== DATA EXTRACT ==
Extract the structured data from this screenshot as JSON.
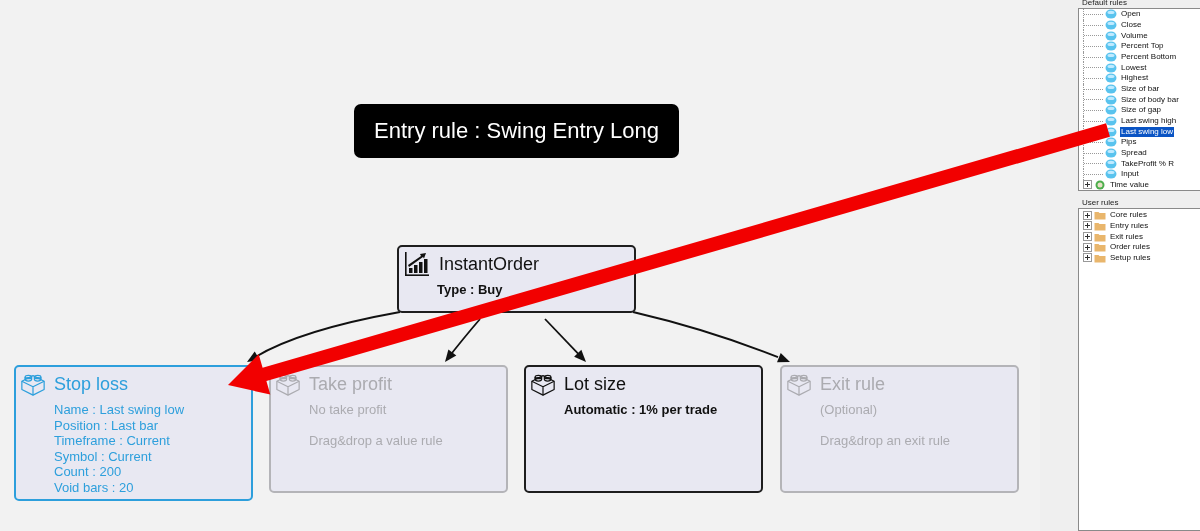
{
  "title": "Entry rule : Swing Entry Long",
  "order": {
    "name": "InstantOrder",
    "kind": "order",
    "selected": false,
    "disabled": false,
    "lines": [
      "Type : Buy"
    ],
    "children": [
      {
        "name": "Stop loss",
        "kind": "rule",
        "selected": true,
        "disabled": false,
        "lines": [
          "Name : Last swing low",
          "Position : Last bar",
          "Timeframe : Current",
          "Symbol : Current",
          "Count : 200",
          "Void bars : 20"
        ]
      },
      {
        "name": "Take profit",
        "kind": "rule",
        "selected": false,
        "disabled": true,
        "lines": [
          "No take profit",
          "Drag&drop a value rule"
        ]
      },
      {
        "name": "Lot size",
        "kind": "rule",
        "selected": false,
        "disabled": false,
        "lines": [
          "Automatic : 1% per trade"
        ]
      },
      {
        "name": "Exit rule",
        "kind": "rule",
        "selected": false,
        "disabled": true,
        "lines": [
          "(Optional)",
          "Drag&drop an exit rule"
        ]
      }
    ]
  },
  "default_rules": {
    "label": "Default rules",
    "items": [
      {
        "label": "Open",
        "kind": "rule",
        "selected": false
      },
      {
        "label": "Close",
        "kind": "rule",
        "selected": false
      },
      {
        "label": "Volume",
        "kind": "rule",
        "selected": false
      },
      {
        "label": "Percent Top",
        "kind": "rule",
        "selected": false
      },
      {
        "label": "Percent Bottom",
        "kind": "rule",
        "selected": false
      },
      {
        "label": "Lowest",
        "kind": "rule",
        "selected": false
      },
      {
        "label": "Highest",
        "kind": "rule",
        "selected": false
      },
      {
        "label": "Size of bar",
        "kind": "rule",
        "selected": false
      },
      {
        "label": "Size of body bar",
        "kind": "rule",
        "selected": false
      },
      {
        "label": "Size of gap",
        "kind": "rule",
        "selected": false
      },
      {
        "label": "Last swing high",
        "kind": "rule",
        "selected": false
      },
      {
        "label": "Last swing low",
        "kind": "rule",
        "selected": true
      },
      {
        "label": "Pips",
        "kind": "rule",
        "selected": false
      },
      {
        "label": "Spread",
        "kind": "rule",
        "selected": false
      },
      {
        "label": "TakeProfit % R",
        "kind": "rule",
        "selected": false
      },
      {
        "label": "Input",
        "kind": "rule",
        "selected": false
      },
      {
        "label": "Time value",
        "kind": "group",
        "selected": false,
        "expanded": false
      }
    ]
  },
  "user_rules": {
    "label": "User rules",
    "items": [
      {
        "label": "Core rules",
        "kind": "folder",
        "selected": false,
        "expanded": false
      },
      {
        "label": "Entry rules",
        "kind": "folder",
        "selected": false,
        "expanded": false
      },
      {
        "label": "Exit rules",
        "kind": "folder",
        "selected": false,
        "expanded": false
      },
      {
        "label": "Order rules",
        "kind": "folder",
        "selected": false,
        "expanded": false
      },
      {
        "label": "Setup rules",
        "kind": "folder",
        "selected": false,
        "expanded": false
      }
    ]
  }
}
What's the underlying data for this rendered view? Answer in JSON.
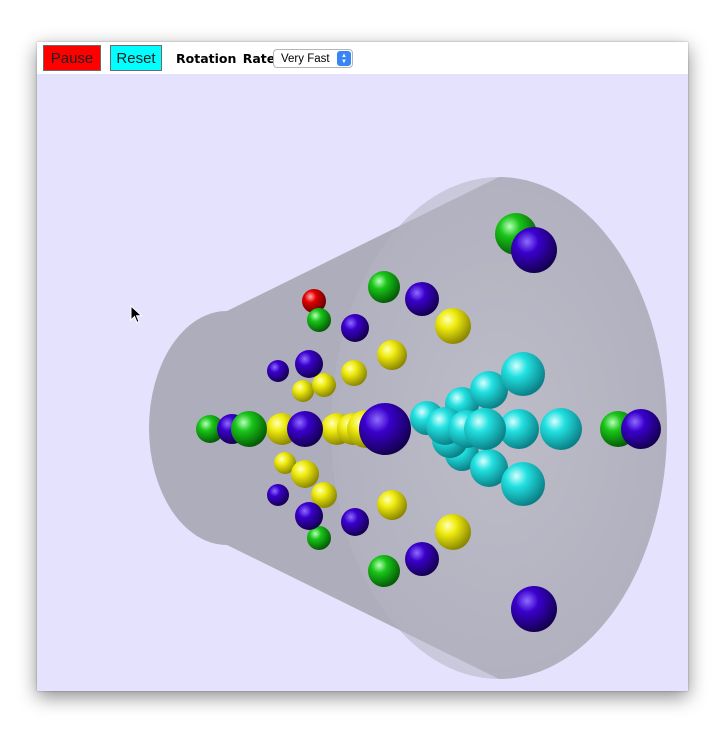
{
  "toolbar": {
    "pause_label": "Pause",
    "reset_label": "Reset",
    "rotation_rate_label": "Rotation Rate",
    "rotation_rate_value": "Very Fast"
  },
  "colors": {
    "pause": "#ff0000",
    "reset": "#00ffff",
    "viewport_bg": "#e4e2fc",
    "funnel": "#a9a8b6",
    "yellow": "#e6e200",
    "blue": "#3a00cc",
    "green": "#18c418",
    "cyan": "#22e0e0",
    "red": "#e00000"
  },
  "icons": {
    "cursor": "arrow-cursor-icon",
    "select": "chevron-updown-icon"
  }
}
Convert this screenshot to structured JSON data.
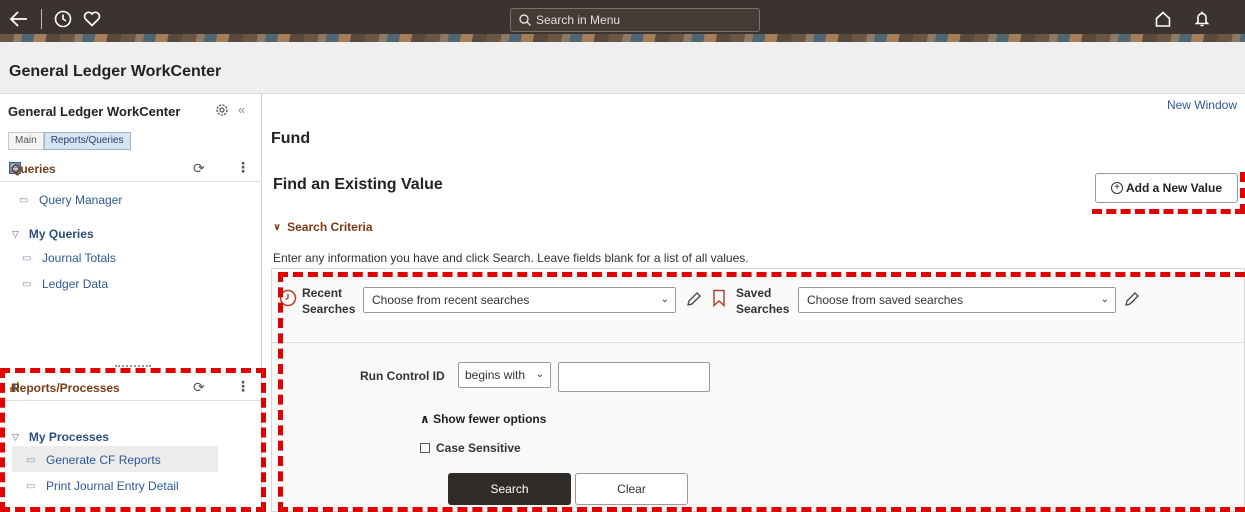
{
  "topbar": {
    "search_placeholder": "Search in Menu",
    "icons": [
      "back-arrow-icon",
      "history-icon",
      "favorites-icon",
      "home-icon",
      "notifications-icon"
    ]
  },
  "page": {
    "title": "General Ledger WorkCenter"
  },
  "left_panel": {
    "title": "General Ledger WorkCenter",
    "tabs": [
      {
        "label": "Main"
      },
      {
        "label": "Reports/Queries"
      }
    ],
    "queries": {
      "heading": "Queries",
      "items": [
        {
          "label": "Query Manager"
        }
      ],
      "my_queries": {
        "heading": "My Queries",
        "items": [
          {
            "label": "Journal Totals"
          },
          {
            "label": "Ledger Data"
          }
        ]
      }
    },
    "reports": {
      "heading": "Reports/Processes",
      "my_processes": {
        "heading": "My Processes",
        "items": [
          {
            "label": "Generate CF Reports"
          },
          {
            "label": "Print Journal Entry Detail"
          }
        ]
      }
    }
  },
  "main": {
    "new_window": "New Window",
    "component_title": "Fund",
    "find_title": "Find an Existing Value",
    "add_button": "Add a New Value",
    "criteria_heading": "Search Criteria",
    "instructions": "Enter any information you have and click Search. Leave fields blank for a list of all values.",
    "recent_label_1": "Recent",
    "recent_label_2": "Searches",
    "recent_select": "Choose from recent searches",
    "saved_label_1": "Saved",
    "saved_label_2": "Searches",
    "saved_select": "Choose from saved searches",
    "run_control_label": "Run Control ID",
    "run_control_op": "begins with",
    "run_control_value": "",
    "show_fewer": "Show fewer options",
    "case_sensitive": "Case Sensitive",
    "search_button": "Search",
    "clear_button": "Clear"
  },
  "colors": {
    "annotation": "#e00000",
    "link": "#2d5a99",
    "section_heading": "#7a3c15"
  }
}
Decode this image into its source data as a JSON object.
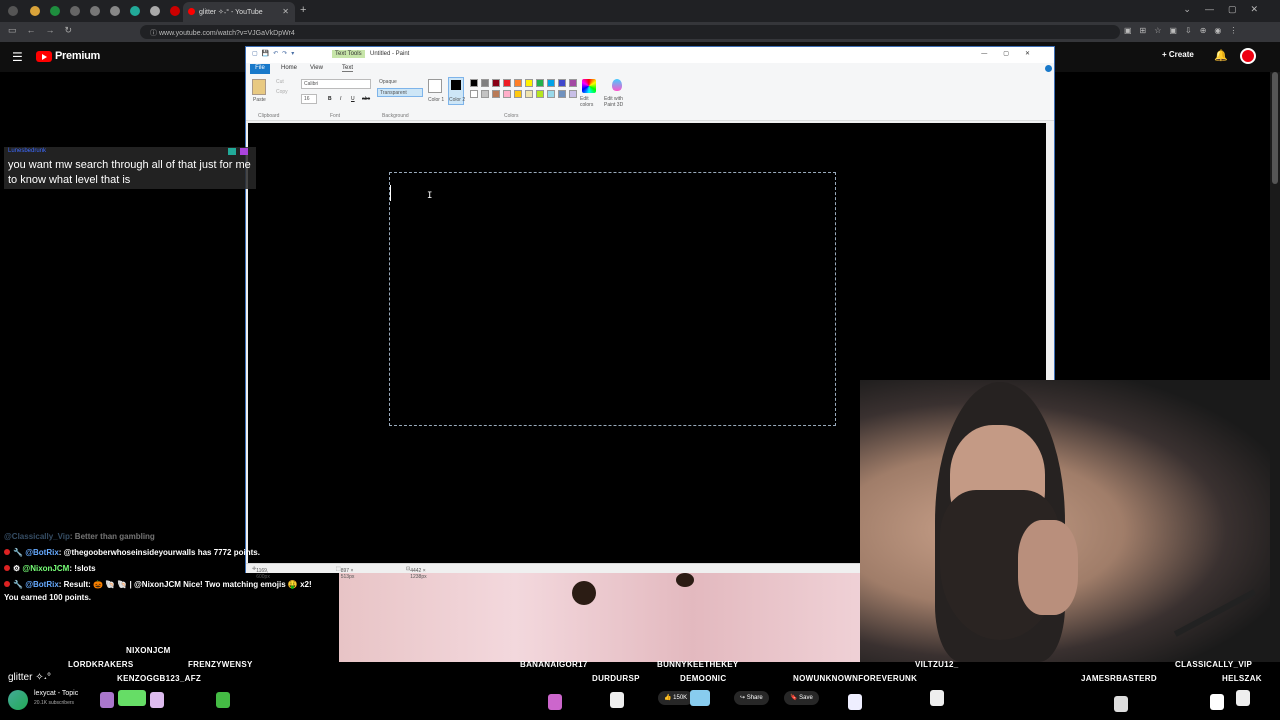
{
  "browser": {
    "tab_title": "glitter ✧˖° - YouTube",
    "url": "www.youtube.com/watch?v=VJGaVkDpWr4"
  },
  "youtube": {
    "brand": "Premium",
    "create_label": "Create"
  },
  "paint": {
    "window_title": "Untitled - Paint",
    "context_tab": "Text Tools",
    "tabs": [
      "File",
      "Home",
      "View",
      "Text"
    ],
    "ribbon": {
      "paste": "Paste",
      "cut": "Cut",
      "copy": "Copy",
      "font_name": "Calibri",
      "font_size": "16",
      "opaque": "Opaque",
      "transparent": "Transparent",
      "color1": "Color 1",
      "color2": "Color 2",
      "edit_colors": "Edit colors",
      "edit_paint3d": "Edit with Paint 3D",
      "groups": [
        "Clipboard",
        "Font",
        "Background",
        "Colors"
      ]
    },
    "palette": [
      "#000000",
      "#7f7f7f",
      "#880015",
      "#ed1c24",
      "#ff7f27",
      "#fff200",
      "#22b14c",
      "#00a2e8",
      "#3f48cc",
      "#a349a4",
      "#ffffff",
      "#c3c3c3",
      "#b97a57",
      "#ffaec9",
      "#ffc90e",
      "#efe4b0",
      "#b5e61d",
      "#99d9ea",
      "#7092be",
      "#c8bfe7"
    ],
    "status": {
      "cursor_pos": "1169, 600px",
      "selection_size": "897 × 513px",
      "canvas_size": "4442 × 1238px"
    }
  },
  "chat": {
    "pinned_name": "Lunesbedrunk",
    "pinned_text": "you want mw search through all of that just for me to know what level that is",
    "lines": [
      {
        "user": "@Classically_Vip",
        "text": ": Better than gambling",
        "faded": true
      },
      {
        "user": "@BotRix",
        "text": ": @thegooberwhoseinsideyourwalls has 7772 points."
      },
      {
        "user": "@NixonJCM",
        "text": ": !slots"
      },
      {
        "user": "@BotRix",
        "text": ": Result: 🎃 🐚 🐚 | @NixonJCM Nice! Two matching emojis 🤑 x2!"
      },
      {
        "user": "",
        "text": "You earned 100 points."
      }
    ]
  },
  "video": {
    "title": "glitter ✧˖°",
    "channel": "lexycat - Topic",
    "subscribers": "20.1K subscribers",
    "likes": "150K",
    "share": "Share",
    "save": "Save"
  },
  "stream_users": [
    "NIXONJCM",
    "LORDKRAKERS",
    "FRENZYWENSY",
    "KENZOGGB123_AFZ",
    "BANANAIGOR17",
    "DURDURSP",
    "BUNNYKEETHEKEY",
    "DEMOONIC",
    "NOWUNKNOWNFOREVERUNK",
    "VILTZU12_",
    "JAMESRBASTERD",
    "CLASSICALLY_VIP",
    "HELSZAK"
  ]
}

== REQUIREMENT ==
Look through the lines above and collect those with the word "Choose".

== THE OUTPUT ==
    "recent_select": "Choose from recent searches",
    "saved_select": "Choose from saved searches",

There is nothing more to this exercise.